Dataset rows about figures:
====
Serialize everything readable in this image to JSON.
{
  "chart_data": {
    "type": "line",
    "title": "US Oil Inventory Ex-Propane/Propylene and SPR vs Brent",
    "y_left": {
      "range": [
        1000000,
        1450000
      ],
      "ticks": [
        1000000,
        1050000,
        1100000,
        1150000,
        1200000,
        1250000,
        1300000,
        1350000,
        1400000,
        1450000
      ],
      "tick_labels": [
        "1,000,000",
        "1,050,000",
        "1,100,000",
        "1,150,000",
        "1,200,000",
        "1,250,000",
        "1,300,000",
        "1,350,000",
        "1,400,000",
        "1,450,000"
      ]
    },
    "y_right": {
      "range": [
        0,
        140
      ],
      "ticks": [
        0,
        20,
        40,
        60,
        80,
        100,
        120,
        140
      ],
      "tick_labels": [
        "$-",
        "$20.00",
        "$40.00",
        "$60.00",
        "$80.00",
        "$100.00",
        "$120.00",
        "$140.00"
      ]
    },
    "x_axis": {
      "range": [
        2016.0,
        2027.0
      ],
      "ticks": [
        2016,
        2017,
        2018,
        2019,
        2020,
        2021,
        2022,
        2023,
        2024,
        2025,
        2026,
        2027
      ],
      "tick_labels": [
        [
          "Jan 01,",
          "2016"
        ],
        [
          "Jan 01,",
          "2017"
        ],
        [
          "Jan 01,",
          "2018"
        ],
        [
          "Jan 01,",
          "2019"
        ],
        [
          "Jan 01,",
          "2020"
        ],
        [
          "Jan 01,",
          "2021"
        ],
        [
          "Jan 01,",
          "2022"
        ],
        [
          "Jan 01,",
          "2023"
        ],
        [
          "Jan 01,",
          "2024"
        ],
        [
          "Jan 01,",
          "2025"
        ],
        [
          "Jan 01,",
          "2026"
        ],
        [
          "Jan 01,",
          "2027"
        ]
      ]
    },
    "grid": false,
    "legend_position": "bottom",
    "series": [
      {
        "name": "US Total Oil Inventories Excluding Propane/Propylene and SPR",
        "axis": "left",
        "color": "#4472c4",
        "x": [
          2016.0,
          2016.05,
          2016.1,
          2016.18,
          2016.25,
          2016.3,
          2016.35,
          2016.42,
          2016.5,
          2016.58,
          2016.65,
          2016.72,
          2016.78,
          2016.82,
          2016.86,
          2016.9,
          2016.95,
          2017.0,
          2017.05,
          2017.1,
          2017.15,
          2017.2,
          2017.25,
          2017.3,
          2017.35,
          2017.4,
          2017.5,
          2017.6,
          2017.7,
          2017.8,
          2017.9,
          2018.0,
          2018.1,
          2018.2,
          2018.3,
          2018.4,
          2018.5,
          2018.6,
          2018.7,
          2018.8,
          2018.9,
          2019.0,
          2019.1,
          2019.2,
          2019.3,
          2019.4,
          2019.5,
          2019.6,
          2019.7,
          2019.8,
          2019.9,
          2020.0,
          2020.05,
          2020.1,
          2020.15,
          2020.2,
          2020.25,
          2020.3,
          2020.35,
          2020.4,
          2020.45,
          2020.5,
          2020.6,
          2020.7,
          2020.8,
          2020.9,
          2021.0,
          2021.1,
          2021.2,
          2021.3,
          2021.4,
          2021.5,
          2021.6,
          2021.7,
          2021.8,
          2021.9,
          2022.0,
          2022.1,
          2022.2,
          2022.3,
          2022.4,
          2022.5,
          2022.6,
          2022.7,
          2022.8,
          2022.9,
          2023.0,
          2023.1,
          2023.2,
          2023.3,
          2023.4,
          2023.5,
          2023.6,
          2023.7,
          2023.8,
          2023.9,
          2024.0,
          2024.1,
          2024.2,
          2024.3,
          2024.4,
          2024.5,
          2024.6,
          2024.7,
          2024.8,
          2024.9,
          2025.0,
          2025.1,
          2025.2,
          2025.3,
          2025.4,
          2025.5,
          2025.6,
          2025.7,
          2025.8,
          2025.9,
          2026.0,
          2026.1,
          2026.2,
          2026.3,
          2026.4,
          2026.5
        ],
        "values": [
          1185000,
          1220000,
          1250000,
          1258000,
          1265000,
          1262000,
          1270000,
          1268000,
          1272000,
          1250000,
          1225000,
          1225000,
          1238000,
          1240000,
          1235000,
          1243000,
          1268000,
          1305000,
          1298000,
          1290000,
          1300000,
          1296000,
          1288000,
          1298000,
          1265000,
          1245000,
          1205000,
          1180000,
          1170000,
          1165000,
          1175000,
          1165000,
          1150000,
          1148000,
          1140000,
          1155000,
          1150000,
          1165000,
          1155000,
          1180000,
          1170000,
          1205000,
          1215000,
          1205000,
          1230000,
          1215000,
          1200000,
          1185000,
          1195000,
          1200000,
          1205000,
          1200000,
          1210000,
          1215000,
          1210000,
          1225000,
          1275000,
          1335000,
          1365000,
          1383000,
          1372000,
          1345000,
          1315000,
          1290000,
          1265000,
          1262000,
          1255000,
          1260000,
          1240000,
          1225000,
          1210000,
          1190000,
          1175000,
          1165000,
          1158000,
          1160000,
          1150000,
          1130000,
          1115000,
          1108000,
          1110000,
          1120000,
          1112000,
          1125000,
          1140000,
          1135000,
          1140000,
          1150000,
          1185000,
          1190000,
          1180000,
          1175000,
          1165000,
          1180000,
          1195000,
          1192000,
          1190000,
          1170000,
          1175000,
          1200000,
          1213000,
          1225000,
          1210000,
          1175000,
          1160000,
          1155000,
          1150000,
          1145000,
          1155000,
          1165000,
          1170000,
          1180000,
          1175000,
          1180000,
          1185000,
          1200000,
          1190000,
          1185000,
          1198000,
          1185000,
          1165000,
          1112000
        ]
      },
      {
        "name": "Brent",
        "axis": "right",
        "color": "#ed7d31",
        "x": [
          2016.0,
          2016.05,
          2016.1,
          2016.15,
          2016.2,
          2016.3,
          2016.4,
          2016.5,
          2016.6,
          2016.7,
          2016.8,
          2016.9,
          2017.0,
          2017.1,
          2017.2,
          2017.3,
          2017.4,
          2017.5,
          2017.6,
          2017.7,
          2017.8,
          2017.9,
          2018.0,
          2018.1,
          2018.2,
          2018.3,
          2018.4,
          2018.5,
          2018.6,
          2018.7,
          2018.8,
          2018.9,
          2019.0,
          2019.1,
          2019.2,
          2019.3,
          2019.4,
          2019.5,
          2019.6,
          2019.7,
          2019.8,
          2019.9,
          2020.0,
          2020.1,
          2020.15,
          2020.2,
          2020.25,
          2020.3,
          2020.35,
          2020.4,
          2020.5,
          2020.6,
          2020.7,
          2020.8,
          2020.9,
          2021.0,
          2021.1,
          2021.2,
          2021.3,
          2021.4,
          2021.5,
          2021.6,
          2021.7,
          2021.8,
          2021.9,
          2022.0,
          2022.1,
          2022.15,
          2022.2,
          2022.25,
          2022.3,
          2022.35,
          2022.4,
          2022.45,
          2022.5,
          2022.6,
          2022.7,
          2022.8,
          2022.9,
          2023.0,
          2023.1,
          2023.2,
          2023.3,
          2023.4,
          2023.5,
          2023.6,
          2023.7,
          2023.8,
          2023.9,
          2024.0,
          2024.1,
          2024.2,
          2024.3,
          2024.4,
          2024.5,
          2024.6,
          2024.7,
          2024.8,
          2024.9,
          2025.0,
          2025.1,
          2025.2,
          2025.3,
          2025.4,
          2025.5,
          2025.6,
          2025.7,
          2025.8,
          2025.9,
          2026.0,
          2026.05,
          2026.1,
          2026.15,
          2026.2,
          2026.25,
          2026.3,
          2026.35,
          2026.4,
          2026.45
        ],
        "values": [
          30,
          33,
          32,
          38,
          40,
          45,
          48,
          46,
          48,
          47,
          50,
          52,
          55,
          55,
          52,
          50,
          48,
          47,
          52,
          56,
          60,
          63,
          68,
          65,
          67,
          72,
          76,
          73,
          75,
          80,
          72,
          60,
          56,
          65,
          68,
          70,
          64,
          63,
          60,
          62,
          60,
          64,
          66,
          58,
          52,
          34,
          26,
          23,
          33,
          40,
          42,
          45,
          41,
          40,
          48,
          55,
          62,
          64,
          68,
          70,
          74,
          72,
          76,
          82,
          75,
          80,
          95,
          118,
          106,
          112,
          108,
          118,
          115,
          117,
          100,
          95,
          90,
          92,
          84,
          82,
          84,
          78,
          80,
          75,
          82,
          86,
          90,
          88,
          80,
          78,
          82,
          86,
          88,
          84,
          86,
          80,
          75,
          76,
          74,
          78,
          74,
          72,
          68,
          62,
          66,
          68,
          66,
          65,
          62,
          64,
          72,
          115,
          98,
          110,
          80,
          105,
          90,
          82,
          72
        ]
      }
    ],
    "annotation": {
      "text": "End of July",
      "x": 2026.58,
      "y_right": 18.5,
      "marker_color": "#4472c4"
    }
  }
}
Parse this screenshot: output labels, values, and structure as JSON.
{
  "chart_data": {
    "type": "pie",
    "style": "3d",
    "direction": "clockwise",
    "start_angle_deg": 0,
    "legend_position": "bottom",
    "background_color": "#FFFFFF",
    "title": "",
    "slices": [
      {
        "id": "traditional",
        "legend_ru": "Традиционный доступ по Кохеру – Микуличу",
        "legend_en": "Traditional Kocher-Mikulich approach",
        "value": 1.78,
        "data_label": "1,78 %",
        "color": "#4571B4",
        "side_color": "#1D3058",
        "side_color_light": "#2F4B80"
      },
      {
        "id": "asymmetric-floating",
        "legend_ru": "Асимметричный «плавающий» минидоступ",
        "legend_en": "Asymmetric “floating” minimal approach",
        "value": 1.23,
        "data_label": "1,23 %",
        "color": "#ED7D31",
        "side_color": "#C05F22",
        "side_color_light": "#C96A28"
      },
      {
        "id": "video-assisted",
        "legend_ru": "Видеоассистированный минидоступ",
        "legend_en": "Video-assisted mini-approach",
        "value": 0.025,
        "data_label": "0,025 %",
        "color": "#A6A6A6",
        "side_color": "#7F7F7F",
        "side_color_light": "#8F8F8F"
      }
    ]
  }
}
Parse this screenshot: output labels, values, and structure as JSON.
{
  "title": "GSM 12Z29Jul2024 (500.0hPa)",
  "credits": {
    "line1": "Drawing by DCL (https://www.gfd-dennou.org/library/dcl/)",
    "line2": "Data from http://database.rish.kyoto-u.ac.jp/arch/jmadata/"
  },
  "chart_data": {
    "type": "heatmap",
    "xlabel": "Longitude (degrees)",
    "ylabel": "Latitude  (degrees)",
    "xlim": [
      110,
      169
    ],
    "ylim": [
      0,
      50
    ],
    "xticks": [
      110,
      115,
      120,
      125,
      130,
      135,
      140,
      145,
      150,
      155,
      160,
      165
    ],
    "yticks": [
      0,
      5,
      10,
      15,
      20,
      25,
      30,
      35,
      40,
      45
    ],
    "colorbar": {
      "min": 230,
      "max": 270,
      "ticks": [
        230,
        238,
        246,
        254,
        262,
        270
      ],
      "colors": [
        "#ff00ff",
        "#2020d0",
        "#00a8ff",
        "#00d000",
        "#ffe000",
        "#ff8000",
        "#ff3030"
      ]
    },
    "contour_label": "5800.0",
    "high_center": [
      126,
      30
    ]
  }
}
====
AIM OF THE TASK: Each line with the string "title" in it needs to be found and copied.

SOLUTION BELOW:
    "title": "US Oil Inventory Ex-Propane/Propylene and SPR vs Brent",
    "title": "",
  "title": "GSM 12Z29Jul2024 (500.0hPa)",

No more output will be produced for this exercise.